▶ Short task
Report how many lines of the following entries include the string "during"; respond with the number alone.

▶ Material shown
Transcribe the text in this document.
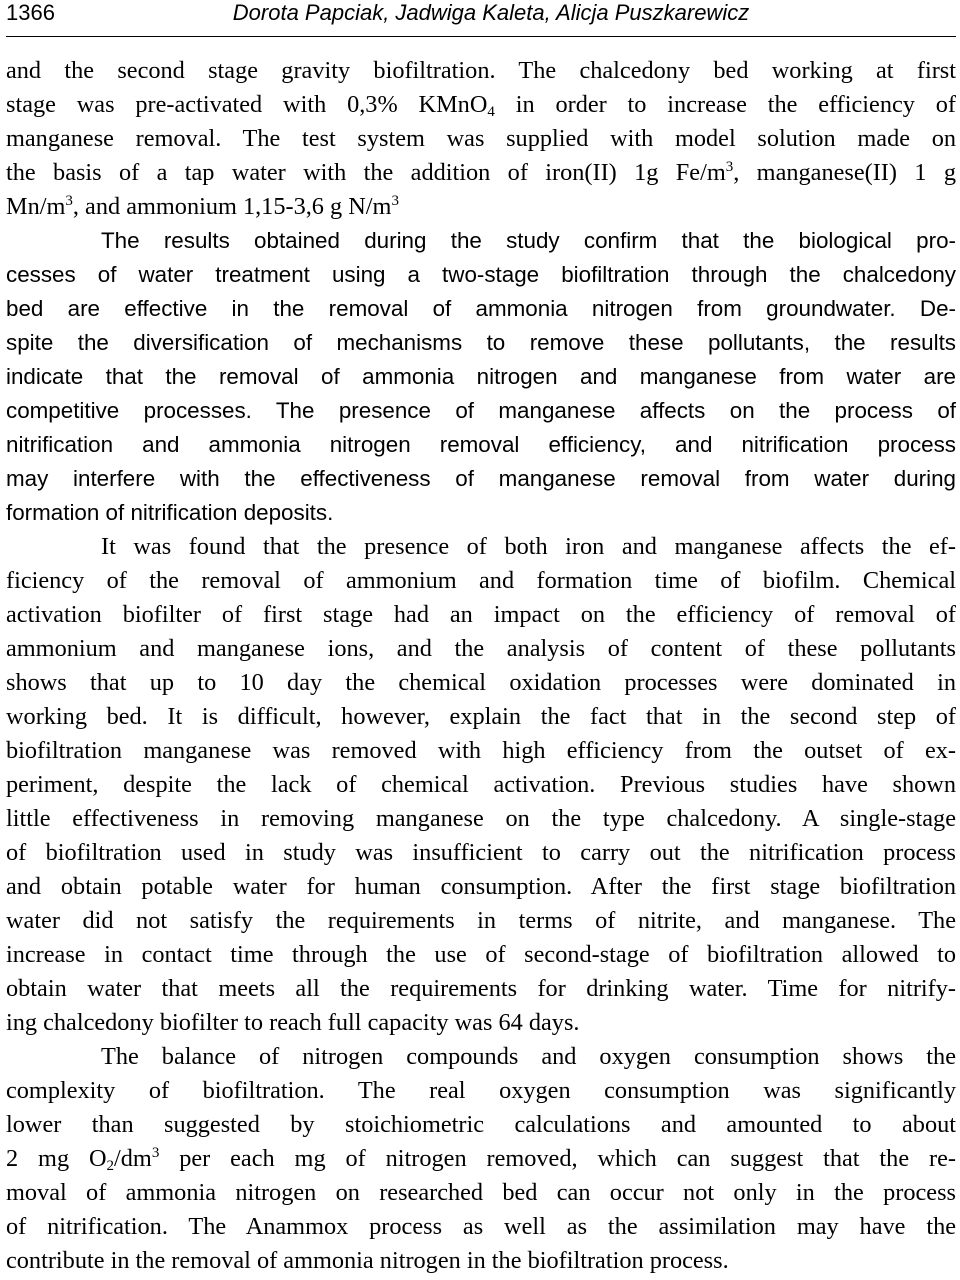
1366	Dorota Papciak, Jadwiga Kaleta, Alicja Puszkarewicz
and the second stage gravity biofiltration. The chalcedony bed working at first
stage was pre-activated with 0,3% KMnO$_4$ in order to increase the efficiency of
manganese removal. The test system was supplied with model solution made on
the basis of a tap water with the addition of iron(II) 1g $Fe/m^3$, manganese(II) 1 g
$Mn/m^3$, and ammonium 1,15-3,6 g $N/m^3$
The results obtained during the study confirm that the biological pro-
cesses of water treatment using a two-stage biofiltration through the chalcedony
bed are effective in the removal of ammonia nitrogen from groundwater. De-
spite the diversification of mechanisms to remove these pollutants, the results
indicate that the removal of ammonia nitrogen and manganese from water are
competitive processes. The presence of manganese affects on the process of
nitrification and ammonia nitrogen removal efficiency, and nitrification process
may interfere with the effectiveness of manganese removal from water during
formation of nitrification deposits.
It was found that the presence of both iron and manganese affects the ef-
ficiency of the removal of ammonium and formation time of biofilm. Chemical
activation biofilter of first stage had an impact on the efficiency of removal of
ammonium and manganese ions, and the analysis of content of these pollutants
shows that up to 10 day the chemical oxidation processes were dominated in
working bed. It is difficult, however, explain the fact that in the second step of
biofiltration manganese was removed with high efficiency from the outset of ex-
periment, despite the lack of chemical activation. Previous studies have shown
little effectiveness in removing manganese on the type chalcedony. A single-stage
of biofiltration used in study was insufficient to carry out the nitrification process
and obtain potable water for human consumption. After the first stage biofiltration
water did not satisfy the requirements in terms of nitrite, and manganese. The
increase in contact time through the use of second-stage of biofiltration allowed to
obtain water that meets all the requirements for drinking water. Time for nitrify-
ing chalcedony biofilter to reach full capacity was 64 days.
The balance of nitrogen compounds and oxygen consumption shows the
complexity of biofiltration. The real oxygen consumption was significantly
lower than suggested by stoichiometric calculations and amounted to about
2 mg $O_2/dm^3$ per each mg of nitrogen removed, which can suggest that the re-
moval of ammonia nitrogen on researched bed can occur not only in the process
of nitrification. The Anammox process as well as the assimilation may have the
contribute in the removal of ammonia nitrogen in the biofiltration process.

▶ Complete response
2